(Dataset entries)
————————

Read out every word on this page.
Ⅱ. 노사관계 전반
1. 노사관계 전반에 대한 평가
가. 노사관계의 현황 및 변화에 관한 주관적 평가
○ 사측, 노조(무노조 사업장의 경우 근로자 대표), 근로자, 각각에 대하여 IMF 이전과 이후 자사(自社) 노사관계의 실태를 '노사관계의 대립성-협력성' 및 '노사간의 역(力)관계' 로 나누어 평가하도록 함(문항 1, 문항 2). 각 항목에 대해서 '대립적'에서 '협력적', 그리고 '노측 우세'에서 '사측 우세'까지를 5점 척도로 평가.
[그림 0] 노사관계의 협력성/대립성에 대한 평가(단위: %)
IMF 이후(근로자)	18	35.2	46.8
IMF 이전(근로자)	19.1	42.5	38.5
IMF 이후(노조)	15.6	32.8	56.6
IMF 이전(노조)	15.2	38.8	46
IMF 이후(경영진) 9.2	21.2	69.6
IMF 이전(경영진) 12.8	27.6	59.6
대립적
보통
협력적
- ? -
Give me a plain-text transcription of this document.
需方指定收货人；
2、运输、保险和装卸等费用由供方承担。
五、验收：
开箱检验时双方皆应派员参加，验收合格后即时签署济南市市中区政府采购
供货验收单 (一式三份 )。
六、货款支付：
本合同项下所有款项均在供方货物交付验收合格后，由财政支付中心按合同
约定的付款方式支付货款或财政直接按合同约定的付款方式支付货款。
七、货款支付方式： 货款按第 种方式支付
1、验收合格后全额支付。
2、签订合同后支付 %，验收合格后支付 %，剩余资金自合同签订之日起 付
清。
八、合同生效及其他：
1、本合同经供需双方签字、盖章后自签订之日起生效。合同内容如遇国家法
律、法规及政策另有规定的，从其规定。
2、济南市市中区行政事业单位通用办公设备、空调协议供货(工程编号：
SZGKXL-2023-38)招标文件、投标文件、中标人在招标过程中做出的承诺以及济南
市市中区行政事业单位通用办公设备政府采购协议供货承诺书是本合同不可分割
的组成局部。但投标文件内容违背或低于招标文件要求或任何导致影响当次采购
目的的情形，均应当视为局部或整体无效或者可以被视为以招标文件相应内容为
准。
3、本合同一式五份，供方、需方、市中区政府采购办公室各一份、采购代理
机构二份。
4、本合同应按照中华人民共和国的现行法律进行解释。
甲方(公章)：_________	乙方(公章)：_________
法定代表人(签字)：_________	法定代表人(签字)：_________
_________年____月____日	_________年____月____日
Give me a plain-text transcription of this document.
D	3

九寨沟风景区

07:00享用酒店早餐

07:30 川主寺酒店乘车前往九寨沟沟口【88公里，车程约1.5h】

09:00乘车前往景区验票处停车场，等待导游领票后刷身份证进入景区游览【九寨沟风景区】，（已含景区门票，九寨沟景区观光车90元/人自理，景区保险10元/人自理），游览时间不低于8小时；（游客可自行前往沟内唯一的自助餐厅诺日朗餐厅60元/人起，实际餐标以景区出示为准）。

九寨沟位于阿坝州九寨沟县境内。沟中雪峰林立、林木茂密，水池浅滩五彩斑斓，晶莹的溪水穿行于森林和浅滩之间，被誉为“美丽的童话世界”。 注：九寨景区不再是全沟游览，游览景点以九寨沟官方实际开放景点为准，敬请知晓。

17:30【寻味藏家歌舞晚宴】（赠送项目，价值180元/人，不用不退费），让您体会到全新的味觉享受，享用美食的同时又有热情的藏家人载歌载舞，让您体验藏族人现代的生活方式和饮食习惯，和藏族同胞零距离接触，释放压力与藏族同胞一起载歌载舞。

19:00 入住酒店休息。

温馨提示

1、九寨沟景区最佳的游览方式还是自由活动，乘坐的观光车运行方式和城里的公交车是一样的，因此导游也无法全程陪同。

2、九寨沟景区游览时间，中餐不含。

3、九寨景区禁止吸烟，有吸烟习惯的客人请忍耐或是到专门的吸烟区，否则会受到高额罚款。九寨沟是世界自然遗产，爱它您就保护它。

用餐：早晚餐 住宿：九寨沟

————————

GIVEN TASK ->
Write the data back out verbatim.

FULL OUTPUT ->
Read out every word on this page.
Ⅱ. 노사관계 전반
1. 노사관계 전반에 대한 평가
가. 노사관계의 현황 및 변화에 관한 주관적 평가
○ 사측, 노조(무노조 사업장의 경우 근로자 대표), 근로자, 각각에 대하여 IMF 이전과 이후 자사(自社) 노사관계의 실태를 '노사관계의 대립성-협력성' 및 '노사간의 역(力)관계' 로 나누어 평가하도록 함(문항 1, 문항 2). 각 항목에 대해서 '대립적'에서 '협력적', 그리고 '노측 우세'에서 '사측 우세'까지를 5점 척도로 평가.
[그림 0] 노사관계의 협력성/대립성에 대한 평가(단위: %)
IMF 이후(근로자)	18	35.2	46.8
IMF 이전(근로자)	19.1	42.5	38.5
IMF 이후(노조)	15.6	32.8	56.6
IMF 이전(노조)	15.2	38.8	46
IMF 이후(경영진) 9.2	21.2	69.6
IMF 이전(경영진) 12.8	27.6	59.6
대립적
보통
협력적
- ? -
Give me a plain-text transcription of this document.
需方指定收货人；
2、运输、保险和装卸等费用由供方承担。
五、验收：
开箱检验时双方皆应派员参加，验收合格后即时签署济南市市中区政府采购
供货验收单 (一式三份 )。
六、货款支付：
本合同项下所有款项均在供方货物交付验收合格后，由财政支付中心按合同
约定的付款方式支付货款或财政直接按合同约定的付款方式支付货款。
七、货款支付方式： 货款按第 种方式支付
1、验收合格后全额支付。
2、签订合同后支付 %，验收合格后支付 %，剩余资金自合同签订之日起 付
清。
八、合同生效及其他：
1、本合同经供需双方签字、盖章后自签订之日起生效。合同内容如遇国家法
律、法规及政策另有规定的，从其规定。
2、济南市市中区行政事业单位通用办公设备、空调协议供货(工程编号：
SZGKXL-2023-38)招标文件、投标文件、中标人在招标过程中做出的承诺以及济南
市市中区行政事业单位通用办公设备政府采购协议供货承诺书是本合同不可分割
的组成局部。但投标文件内容违背或低于招标文件要求或任何导致影响当次采购
目的的情形，均应当视为局部或整体无效或者可以被视为以招标文件相应内容为
准。
3、本合同一式五份，供方、需方、市中区政府采购办公室各一份、采购代理
机构二份。
4、本合同应按照中华人民共和国的现行法律进行解释。
甲方(公章)：_________	乙方(公章)：_________
法定代表人(签字)：_________	法定代表人(签字)：_________
_________年____月____日	_________年____月____日
Give me a plain-text transcription of this document.
D	3

九寨沟风景区

07:00享用酒店早餐

07:30 川主寺酒店乘车前往九寨沟沟口【88公里，车程约1.5h】

09:00乘车前往景区验票处停车场，等待导游领票后刷身份证进入景区游览【九寨沟风景区】，（已含景区门票，九寨沟景区观光车90元/人自理，景区保险10元/人自理），游览时间不低于8小时；（游客可自行前往沟内唯一的自助餐厅诺日朗餐厅60元/人起，实际餐标以景区出示为准）。

九寨沟位于阿坝州九寨沟县境内。沟中雪峰林立、林木茂密，水池浅滩五彩斑斓，晶莹的溪水穿行于森林和浅滩之间，被誉为“美丽的童话世界”。 注：九寨景区不再是全沟游览，游览景点以九寨沟官方实际开放景点为准，敬请知晓。

17:30【寻味藏家歌舞晚宴】（赠送项目，价值180元/人，不用不退费），让您体会到全新的味觉享受，享用美食的同时又有热情的藏家人载歌载舞，让您体验藏族人现代的生活方式和饮食习惯，和藏族同胞零距离接触，释放压力与藏族同胞一起载歌载舞。

19:00 入住酒店休息。

温馨提示

1、九寨沟景区最佳的游览方式还是自由活动，乘坐的观光车运行方式和城里的公交车是一样的，因此导游也无法全程陪同。

2、九寨沟景区游览时间，中餐不含。

3、九寨景区禁止吸烟，有吸烟习惯的客人请忍耐或是到专门的吸烟区，否则会受到高额罚款。九寨沟是世界自然遗产，爱它您就保护它。

用餐：早晚餐 住宿：九寨沟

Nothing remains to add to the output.